(WHAT TO PRODUCE) Locate every line in the listing below that contains the string "treatment" and copy each one. Matching is case-sensitive.

(WORKING DATA)
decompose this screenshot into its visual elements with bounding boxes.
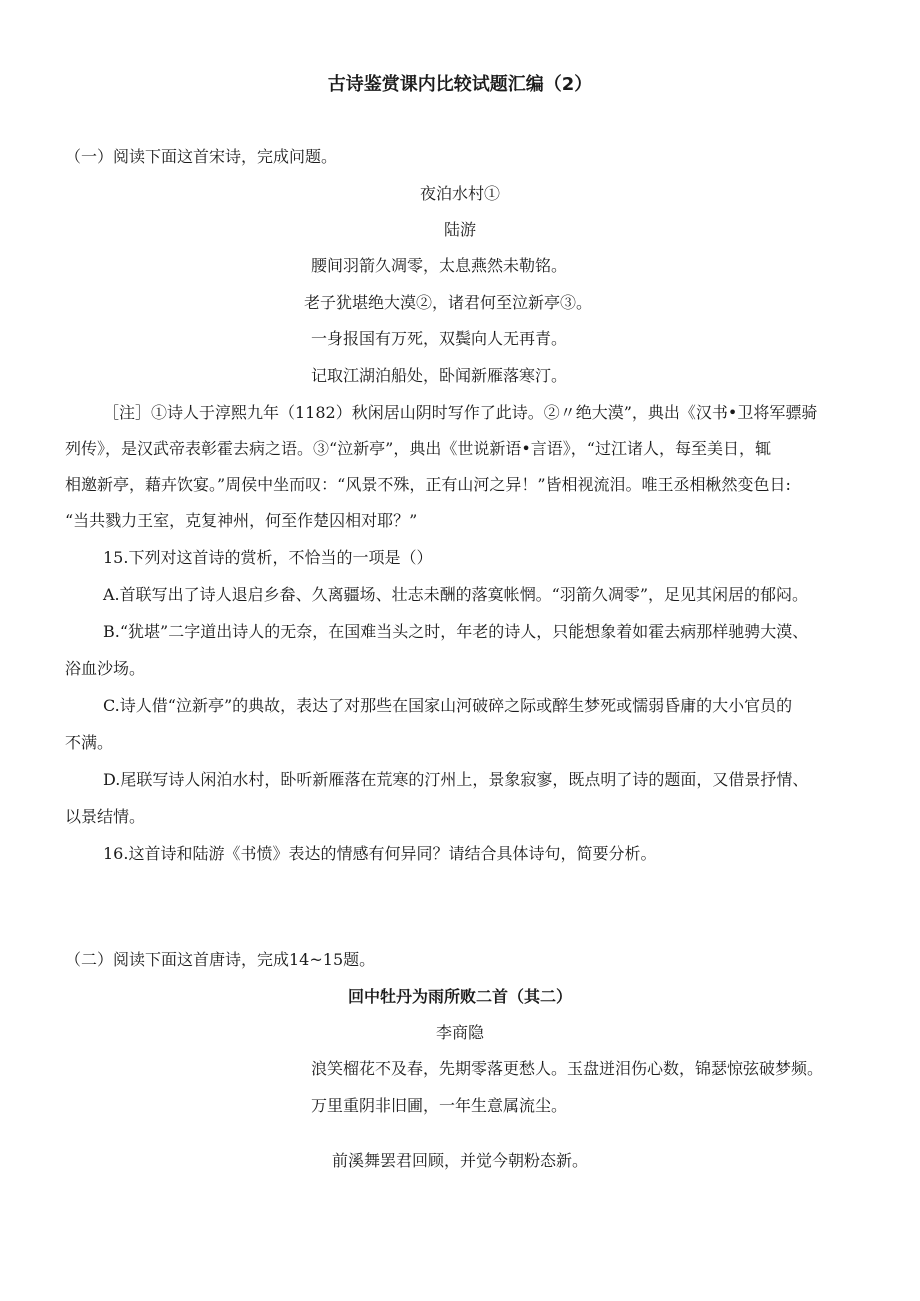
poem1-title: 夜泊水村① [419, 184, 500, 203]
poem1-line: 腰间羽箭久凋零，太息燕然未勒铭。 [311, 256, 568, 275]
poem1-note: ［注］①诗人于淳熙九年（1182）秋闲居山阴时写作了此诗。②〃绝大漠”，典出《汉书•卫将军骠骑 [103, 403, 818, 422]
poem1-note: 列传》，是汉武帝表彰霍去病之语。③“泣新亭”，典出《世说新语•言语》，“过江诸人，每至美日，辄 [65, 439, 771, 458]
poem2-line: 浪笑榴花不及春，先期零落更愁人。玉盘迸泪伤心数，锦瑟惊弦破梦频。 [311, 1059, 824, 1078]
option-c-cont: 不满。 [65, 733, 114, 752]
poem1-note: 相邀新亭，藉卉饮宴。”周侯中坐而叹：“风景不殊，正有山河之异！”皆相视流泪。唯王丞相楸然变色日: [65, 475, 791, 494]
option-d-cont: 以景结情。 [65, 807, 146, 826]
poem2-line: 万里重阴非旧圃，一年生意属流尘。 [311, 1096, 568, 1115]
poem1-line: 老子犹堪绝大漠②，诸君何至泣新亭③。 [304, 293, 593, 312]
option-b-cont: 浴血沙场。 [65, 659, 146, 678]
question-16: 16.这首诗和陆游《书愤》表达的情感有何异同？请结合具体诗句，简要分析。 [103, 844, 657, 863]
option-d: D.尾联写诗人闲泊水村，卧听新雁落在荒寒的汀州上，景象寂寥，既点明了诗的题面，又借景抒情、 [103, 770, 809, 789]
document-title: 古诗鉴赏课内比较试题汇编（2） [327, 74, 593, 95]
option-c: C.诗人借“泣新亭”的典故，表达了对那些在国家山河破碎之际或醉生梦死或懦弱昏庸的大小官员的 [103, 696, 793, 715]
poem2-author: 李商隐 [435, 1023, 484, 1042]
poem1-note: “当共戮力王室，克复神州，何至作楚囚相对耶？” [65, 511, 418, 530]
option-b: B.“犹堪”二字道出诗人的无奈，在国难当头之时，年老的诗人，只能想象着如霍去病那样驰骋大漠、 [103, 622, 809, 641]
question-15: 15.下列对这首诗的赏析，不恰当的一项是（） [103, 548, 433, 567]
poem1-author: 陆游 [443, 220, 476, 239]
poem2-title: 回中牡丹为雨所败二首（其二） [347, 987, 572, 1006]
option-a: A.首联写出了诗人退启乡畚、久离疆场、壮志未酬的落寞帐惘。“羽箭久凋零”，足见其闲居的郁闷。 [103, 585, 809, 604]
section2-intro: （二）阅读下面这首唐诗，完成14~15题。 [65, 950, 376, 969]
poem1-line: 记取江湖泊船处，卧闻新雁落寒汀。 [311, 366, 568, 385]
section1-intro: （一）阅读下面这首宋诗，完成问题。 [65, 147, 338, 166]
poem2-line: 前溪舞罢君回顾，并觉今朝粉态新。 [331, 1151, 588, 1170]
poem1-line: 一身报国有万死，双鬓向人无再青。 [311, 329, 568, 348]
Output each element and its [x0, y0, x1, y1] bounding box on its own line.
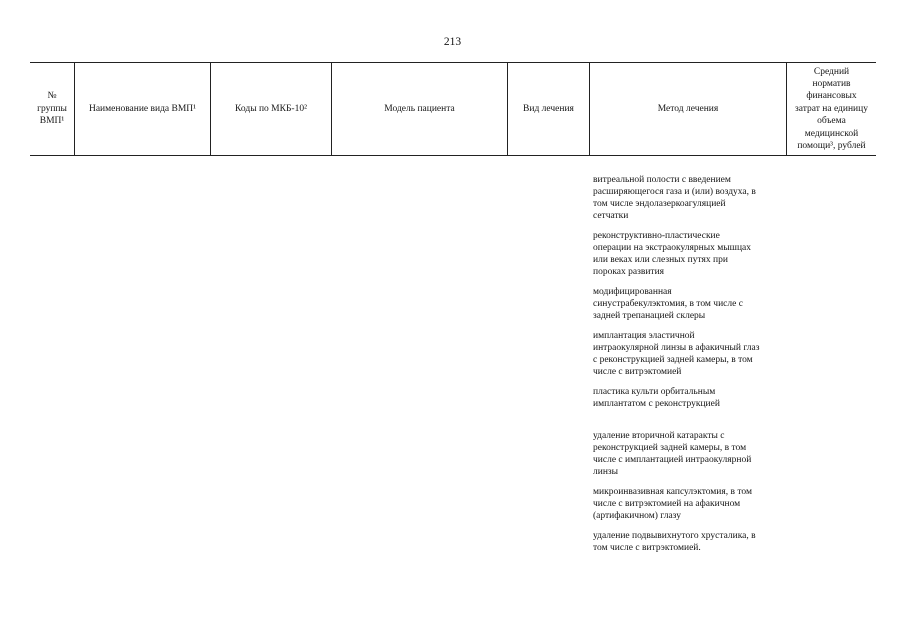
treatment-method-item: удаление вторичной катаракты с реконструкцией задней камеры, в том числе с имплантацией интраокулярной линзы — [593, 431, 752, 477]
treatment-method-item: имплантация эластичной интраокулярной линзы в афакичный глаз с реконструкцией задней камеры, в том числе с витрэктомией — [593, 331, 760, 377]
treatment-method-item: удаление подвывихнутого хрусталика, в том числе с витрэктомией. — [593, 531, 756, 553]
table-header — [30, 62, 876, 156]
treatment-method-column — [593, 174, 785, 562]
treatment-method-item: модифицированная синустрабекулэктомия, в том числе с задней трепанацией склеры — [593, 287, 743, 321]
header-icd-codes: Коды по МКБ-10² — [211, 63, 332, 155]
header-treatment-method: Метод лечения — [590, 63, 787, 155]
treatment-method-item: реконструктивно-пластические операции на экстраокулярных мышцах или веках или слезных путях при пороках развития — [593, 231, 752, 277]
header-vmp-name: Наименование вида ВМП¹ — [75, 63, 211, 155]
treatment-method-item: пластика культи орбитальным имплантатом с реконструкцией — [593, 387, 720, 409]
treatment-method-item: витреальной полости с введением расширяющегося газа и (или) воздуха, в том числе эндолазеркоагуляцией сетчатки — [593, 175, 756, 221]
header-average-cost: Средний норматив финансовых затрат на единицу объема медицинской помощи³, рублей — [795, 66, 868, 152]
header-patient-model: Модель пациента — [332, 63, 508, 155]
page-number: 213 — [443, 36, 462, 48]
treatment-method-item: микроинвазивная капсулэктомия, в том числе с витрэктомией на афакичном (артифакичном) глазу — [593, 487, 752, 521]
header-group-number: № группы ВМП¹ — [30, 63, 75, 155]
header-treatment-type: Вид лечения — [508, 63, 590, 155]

(EXERCISE ANSWER)
treatment-method-item: удаление вторичной катаракты с реконструкцией задней камеры, в том числе с имплантацией интраокулярной линзы — [593, 431, 752, 477]
treatment-method-item: имплантация эластичной интраокулярной линзы в афакичный глаз с реконструкцией задней камеры, в том числе с витрэктомией — [593, 331, 760, 377]
treatment-method-item: удаление подвывихнутого хрусталика, в том числе с витрэктомией. — [593, 531, 756, 553]
treatment-method-column — [593, 174, 785, 562]
treatment-method-item: модифицированная синустрабекулэктомия, в том числе с задней трепанацией склеры — [593, 287, 743, 321]
header-treatment-method: Метод лечения — [590, 63, 787, 155]
treatment-method-item: реконструктивно-пластические операции на экстраокулярных мышцах или веках или слезных путях при пороках развития — [593, 231, 752, 277]
treatment-method-item: пластика культи орбитальным имплантатом с реконструкцией — [593, 387, 720, 409]
treatment-method-item: витреальной полости с введением расширяющегося газа и (или) воздуха, в том числе эндолазеркоагуляцией сетчатки — [593, 175, 756, 221]
treatment-method-item: микроинвазивная капсулэктомия, в том числе с витрэктомией на афакичном (артифакичном) глазу — [593, 487, 752, 521]
header-treatment-type: Вид лечения — [508, 63, 590, 155]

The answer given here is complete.